> **Your task**:
Output each line of the material exactly as it stands.
═════ Provided material
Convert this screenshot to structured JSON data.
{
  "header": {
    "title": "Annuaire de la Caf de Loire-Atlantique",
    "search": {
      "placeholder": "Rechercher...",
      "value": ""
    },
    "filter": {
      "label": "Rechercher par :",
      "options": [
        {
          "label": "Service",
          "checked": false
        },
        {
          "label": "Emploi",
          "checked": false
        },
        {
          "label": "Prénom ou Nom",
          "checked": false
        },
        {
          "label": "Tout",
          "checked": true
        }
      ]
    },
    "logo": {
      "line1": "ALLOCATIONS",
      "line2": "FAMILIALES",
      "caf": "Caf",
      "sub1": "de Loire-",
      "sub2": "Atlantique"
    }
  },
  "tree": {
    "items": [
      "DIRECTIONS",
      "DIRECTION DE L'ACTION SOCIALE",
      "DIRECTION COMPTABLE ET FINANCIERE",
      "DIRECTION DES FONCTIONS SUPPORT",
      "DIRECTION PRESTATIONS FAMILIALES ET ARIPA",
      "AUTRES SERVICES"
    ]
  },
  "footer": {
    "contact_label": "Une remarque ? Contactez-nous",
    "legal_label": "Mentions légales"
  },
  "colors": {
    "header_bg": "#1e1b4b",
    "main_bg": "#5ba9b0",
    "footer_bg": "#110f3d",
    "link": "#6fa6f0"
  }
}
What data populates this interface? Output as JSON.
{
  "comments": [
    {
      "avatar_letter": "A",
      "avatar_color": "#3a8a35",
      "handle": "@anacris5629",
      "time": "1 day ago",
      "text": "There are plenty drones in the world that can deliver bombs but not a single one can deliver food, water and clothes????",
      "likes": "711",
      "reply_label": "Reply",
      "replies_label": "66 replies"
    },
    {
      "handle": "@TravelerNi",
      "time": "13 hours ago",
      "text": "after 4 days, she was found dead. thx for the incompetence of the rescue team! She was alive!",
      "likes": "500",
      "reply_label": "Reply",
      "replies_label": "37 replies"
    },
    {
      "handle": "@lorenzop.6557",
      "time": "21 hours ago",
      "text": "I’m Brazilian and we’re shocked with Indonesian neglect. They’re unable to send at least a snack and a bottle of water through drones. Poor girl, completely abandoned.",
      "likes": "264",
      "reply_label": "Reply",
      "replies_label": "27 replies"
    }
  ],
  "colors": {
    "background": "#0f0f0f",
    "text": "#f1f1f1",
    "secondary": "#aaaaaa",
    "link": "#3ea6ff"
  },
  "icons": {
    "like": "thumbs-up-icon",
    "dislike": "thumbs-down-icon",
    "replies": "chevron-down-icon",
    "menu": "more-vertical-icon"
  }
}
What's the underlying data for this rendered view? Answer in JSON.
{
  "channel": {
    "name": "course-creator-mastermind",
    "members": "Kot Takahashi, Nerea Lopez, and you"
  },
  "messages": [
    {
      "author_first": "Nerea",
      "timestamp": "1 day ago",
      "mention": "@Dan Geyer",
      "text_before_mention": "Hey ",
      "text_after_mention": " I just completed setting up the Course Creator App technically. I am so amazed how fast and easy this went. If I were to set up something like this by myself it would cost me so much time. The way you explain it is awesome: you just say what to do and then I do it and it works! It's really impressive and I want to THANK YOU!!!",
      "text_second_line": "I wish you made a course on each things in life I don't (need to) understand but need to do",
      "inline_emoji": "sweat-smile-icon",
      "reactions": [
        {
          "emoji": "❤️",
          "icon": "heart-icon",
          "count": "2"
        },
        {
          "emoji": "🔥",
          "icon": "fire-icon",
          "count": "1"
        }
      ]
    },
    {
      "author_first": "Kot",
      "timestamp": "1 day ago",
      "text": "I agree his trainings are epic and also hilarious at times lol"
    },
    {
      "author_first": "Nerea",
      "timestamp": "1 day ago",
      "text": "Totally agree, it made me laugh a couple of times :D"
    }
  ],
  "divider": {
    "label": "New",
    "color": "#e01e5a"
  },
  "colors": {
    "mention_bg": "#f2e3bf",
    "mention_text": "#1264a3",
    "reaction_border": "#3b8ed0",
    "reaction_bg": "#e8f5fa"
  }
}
══════════
> **Written answer**:
Convert this screenshot to structured JSON data.
{
  "header": {
    "title": "Annuaire de la Caf de Loire-Atlantique",
    "search": {
      "placeholder": "Rechercher...",
      "value": ""
    },
    "filter": {
      "label": "Rechercher par :",
      "options": [
        {
          "label": "Service",
          "checked": false
        },
        {
          "label": "Emploi",
          "checked": false
        },
        {
          "label": "Prénom ou Nom",
          "checked": false
        },
        {
          "label": "Tout",
          "checked": true
        }
      ]
    },
    "logo": {
      "line1": "ALLOCATIONS",
      "line2": "FAMILIALES",
      "caf": "Caf",
      "sub1": "de Loire-",
      "sub2": "Atlantique"
    }
  },
  "tree": {
    "items": [
      "DIRECTIONS",
      "DIRECTION DE L'ACTION SOCIALE",
      "DIRECTION COMPTABLE ET FINANCIERE",
      "DIRECTION DES FONCTIONS SUPPORT",
      "DIRECTION PRESTATIONS FAMILIALES ET ARIPA",
      "AUTRES SERVICES"
    ]
  },
  "footer": {
    "contact_label": "Une remarque ? Contactez-nous",
    "legal_label": "Mentions légales"
  },
  "colors": {
    "header_bg": "#1e1b4b",
    "main_bg": "#5ba9b0",
    "footer_bg": "#110f3d",
    "link": "#6fa6f0"
  }
}
What data populates this interface? Output as JSON.
{
  "comments": [
    {
      "avatar_letter": "A",
      "avatar_color": "#3a8a35",
      "handle": "@anacris5629",
      "time": "1 day ago",
      "text": "There are plenty drones in the world that can deliver bombs but not a single one can deliver food, water and clothes????",
      "likes": "711",
      "reply_label": "Reply",
      "replies_label": "66 replies"
    },
    {
      "handle": "@TravelerNi",
      "time": "13 hours ago",
      "text": "after 4 days, she was found dead. thx for the incompetence of the rescue team! She was alive!",
      "likes": "500",
      "reply_label": "Reply",
      "replies_label": "37 replies"
    },
    {
      "handle": "@lorenzop.6557",
      "time": "21 hours ago",
      "text": "I’m Brazilian and we’re shocked with Indonesian neglect. They’re unable to send at least a snack and a bottle of water through drones. Poor girl, completely abandoned.",
      "likes": "264",
      "reply_label": "Reply",
      "replies_label": "27 replies"
    }
  ],
  "colors": {
    "background": "#0f0f0f",
    "text": "#f1f1f1",
    "secondary": "#aaaaaa",
    "link": "#3ea6ff"
  },
  "icons": {
    "like": "thumbs-up-icon",
    "dislike": "thumbs-down-icon",
    "replies": "chevron-down-icon",
    "menu": "more-vertical-icon"
  }
}
What's the underlying data for this rendered view? Answer in JSON.
{
  "channel": {
    "name": "course-creator-mastermind",
    "members": "Kot Takahashi, Nerea Lopez, and you"
  },
  "messages": [
    {
      "author_first": "Nerea",
      "timestamp": "1 day ago",
      "mention": "@Dan Geyer",
      "text_before_mention": "Hey ",
      "text_after_mention": " I just completed setting up the Course Creator App technically. I am so amazed how fast and easy this went. If I were to set up something like this by myself it would cost me so much time. The way you explain it is awesome: you just say what to do and then I do it and it works! It's really impressive and I want to THANK YOU!!!",
      "text_second_line": "I wish you made a course on each things in life I don't (need to) understand but need to do",
      "inline_emoji": "sweat-smile-icon",
      "reactions": [
        {
          "emoji": "❤️",
          "icon": "heart-icon",
          "count": "2"
        },
        {
          "emoji": "🔥",
          "icon": "fire-icon",
          "count": "1"
        }
      ]
    },
    {
      "author_first": "Kot",
      "timestamp": "1 day ago",
      "text": "I agree his trainings are epic and also hilarious at times lol"
    },
    {
      "author_first": "Nerea",
      "timestamp": "1 day ago",
      "text": "Totally agree, it made me laugh a couple of times :D"
    }
  ],
  "divider": {
    "label": "New",
    "color": "#e01e5a"
  },
  "colors": {
    "mention_bg": "#f2e3bf",
    "mention_text": "#1264a3",
    "reaction_border": "#3b8ed0",
    "reaction_bg": "#e8f5fa"
  }
}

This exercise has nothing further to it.